● **Given passage**
-- BEGIN --
Final years and legacy

Frank M. Leavitt, who served as chief engineer for the E. W. Bliss Company for many years, died at his home in Scarsdale, New York, on August 6, 1928. The Ohio-born inventor and his wife had no children. His sister Anna Goodrich Leavitt, who married USN Commander James C. Cresap, had a grandchild named in honor of the inventor: U.S. Navy Lieutenant Commander Frank McDowell Leavitt Davis, who graduated from the U.S. Naval Academy at Annapolis. Davis later commanded a naval torpedo bombing plane squadron in World War II, and perished while on duty in a crash off Malta in 1946.[7] Frank McDowell Leavitt Davis is honored with a plinth at the Naval Academy cemetery, where he is interred.[8] Frank M. L. Davis and his father, Lieutenant Ralph Otis Davis, were both assigned to the Navy submarine service.
-- END --
● **Material provided**
-- BEGIN --
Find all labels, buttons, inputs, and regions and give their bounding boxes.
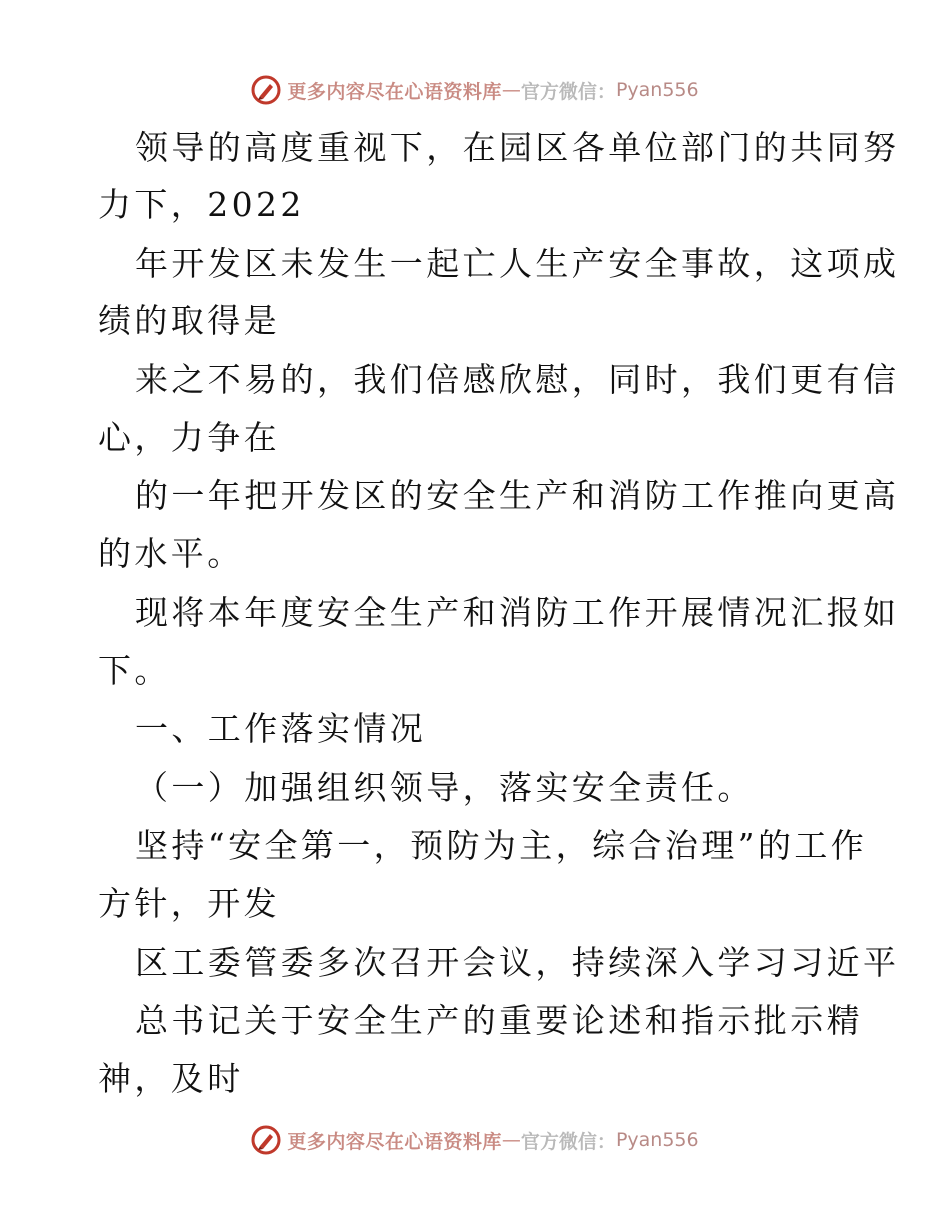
-- END --
● **What you will do**
A) From the passage on Frank M. Leavitt's final years, transcribe the part from "Final years and" to "Navy submarine service.".
B) Answer these questions from the passage on Frank M. Leavitt's final years:
(i) In which town did Frank M. Leavitt die?
(ii) Off which place did the crash that killed Frank McDowell Leavitt Davis occur?
(iii) What rank is given for Ralph Otis Davis?

● **Written responses**
A)
Final years and legacy

Frank M. Leavitt, who served as chief engineer for the E. W. Bliss Company for many years, died at his home in Scarsdale, New York, on August 6, 1928. The Ohio-born inventor and his wife had no children. His sister Anna Goodrich Leavitt, who married USN Commander James C. Cresap, had a grandchild named in honor of the inventor: U.S. Navy Lieutenant Commander Frank McDowell Leavitt Davis, who graduated from the U.S. Naval Academy at Annapolis. Davis later commanded a naval torpedo bombing plane squadron in World War II, and perished while on duty in a crash off Malta in 1946.[7] Frank McDowell Leavitt Davis is honored with a plinth at the Naval Academy cemetery, where he is interred.[8] Frank M. L. Davis and his father, Lieutenant Ralph Otis Davis, were both assigned to the Navy submarine service.

B)
(i) Scarsdale, New York
(ii) Malta
(iii) Lieutenant